Reproduce all the lines exactly as they stand, apart from the pictures.

PROVIDED INFORMATION:
• • • •

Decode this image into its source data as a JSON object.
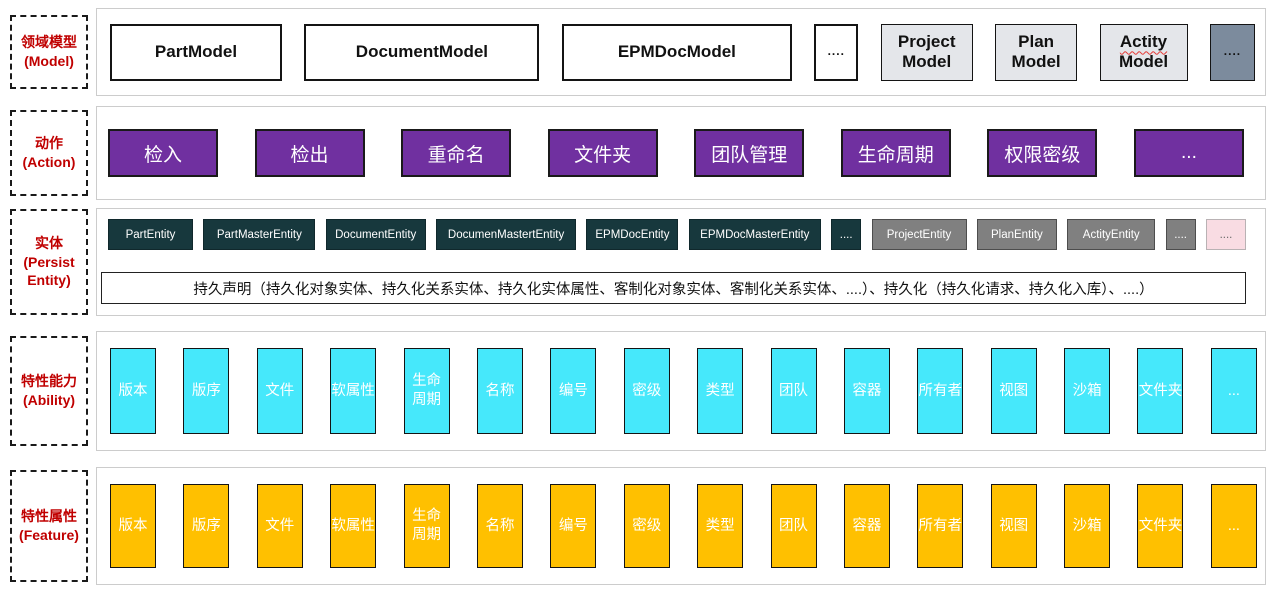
{
  "colors": {
    "label_red": "#C00000",
    "action_purple": "#7030A0",
    "entity_dark_teal": "#17383D",
    "entity_gray": "#808080",
    "entity_pink": "#F9DCE3",
    "model_slate": "#7C8B9D",
    "model_light_gray": "#E4E6EA",
    "ability_cyan": "#46E8FB",
    "feature_orange": "#FFC000"
  },
  "row_labels": {
    "model": "领域模型\n(Model)",
    "action": "动作\n(Action)",
    "entity": "实体\n(Persist\nEntity)",
    "ability": "特性能力\n(Ability)",
    "feature": "特性属性\n(Feature)"
  },
  "model_row": {
    "items": [
      {
        "label": "PartModel",
        "variant": "white"
      },
      {
        "label": "DocumentModel",
        "variant": "white"
      },
      {
        "label": "EPMDocModel",
        "variant": "white"
      },
      {
        "label": "....",
        "variant": "white dots"
      },
      {
        "label": "Project Model",
        "variant": "light"
      },
      {
        "label": "Plan Model",
        "variant": "light"
      },
      {
        "lines": [
          "Actity",
          "Model"
        ],
        "misspelled_line": 0,
        "variant": "light"
      },
      {
        "label": "....",
        "variant": "slate dots"
      }
    ]
  },
  "action_row": {
    "items": [
      "检入",
      "检出",
      "重命名",
      "文件夹",
      "团队管理",
      "生命周期",
      "权限密级",
      "..."
    ]
  },
  "entity_row": {
    "chips": [
      {
        "label": "PartEntity",
        "variant": "dark"
      },
      {
        "label": "PartMasterEntity",
        "variant": "dark"
      },
      {
        "label": "DocumentEntity",
        "variant": "dark"
      },
      {
        "label": "DocumenMastertEntity",
        "variant": "dark"
      },
      {
        "label": "EPMDocEntity",
        "variant": "dark"
      },
      {
        "label": "EPMDocMasterEntity",
        "variant": "dark"
      },
      {
        "label": "....",
        "variant": "dark"
      },
      {
        "label": "ProjectEntity",
        "variant": "gray"
      },
      {
        "label": "PlanEntity",
        "variant": "gray"
      },
      {
        "label": "ActityEntity",
        "variant": "gray"
      },
      {
        "label": "....",
        "variant": "gray"
      },
      {
        "label": "....",
        "variant": "pink"
      }
    ],
    "statement": "持久声明（持久化对象实体、持久化关系实体、持久化实体属性、客制化对象实体、客制化关系实体、....）、持久化（持久化请求、持久化入库）、....）"
  },
  "ability_row": {
    "items": [
      "版本",
      "版序",
      "文件",
      "软属性",
      "生命\n周期",
      "名称",
      "编号",
      "密级",
      "类型",
      "团队",
      "容器",
      "所有者",
      "视图",
      "沙箱",
      "文件夹",
      "..."
    ]
  },
  "feature_row": {
    "items": [
      "版本",
      "版序",
      "文件",
      "软属性",
      "生命\n周期",
      "名称",
      "编号",
      "密级",
      "类型",
      "团队",
      "容器",
      "所有者",
      "视图",
      "沙箱",
      "文件夹",
      "..."
    ]
  }
}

• • • •

WRITTEN ANSWER:
Decode this image into its source data as a JSON object.
{
  "colors": {
    "label_red": "#C00000",
    "action_purple": "#7030A0",
    "entity_dark_teal": "#17383D",
    "entity_gray": "#808080",
    "entity_pink": "#F9DCE3",
    "model_slate": "#7C8B9D",
    "model_light_gray": "#E4E6EA",
    "ability_cyan": "#46E8FB",
    "feature_orange": "#FFC000"
  },
  "row_labels": {
    "model": "领域模型\n(Model)",
    "action": "动作\n(Action)",
    "entity": "实体\n(Persist\nEntity)",
    "ability": "特性能力\n(Ability)",
    "feature": "特性属性\n(Feature)"
  },
  "model_row": {
    "items": [
      {
        "label": "PartModel",
        "variant": "white"
      },
      {
        "label": "DocumentModel",
        "variant": "white"
      },
      {
        "label": "EPMDocModel",
        "variant": "white"
      },
      {
        "label": "....",
        "variant": "white dots"
      },
      {
        "label": "Project Model",
        "variant": "light"
      },
      {
        "label": "Plan Model",
        "variant": "light"
      },
      {
        "lines": [
          "Actity",
          "Model"
        ],
        "misspelled_line": 0,
        "variant": "light"
      },
      {
        "label": "....",
        "variant": "slate dots"
      }
    ]
  },
  "action_row": {
    "items": [
      "检入",
      "检出",
      "重命名",
      "文件夹",
      "团队管理",
      "生命周期",
      "权限密级",
      "..."
    ]
  },
  "entity_row": {
    "chips": [
      {
        "label": "PartEntity",
        "variant": "dark"
      },
      {
        "label": "PartMasterEntity",
        "variant": "dark"
      },
      {
        "label": "DocumentEntity",
        "variant": "dark"
      },
      {
        "label": "DocumenMastertEntity",
        "variant": "dark"
      },
      {
        "label": "EPMDocEntity",
        "variant": "dark"
      },
      {
        "label": "EPMDocMasterEntity",
        "variant": "dark"
      },
      {
        "label": "....",
        "variant": "dark"
      },
      {
        "label": "ProjectEntity",
        "variant": "gray"
      },
      {
        "label": "PlanEntity",
        "variant": "gray"
      },
      {
        "label": "ActityEntity",
        "variant": "gray"
      },
      {
        "label": "....",
        "variant": "gray"
      },
      {
        "label": "....",
        "variant": "pink"
      }
    ],
    "statement": "持久声明（持久化对象实体、持久化关系实体、持久化实体属性、客制化对象实体、客制化关系实体、....）、持久化（持久化请求、持久化入库）、....）"
  },
  "ability_row": {
    "items": [
      "版本",
      "版序",
      "文件",
      "软属性",
      "生命\n周期",
      "名称",
      "编号",
      "密级",
      "类型",
      "团队",
      "容器",
      "所有者",
      "视图",
      "沙箱",
      "文件夹",
      "..."
    ]
  },
  "feature_row": {
    "items": [
      "版本",
      "版序",
      "文件",
      "软属性",
      "生命\n周期",
      "名称",
      "编号",
      "密级",
      "类型",
      "团队",
      "容器",
      "所有者",
      "视图",
      "沙箱",
      "文件夹",
      "..."
    ]
  }
}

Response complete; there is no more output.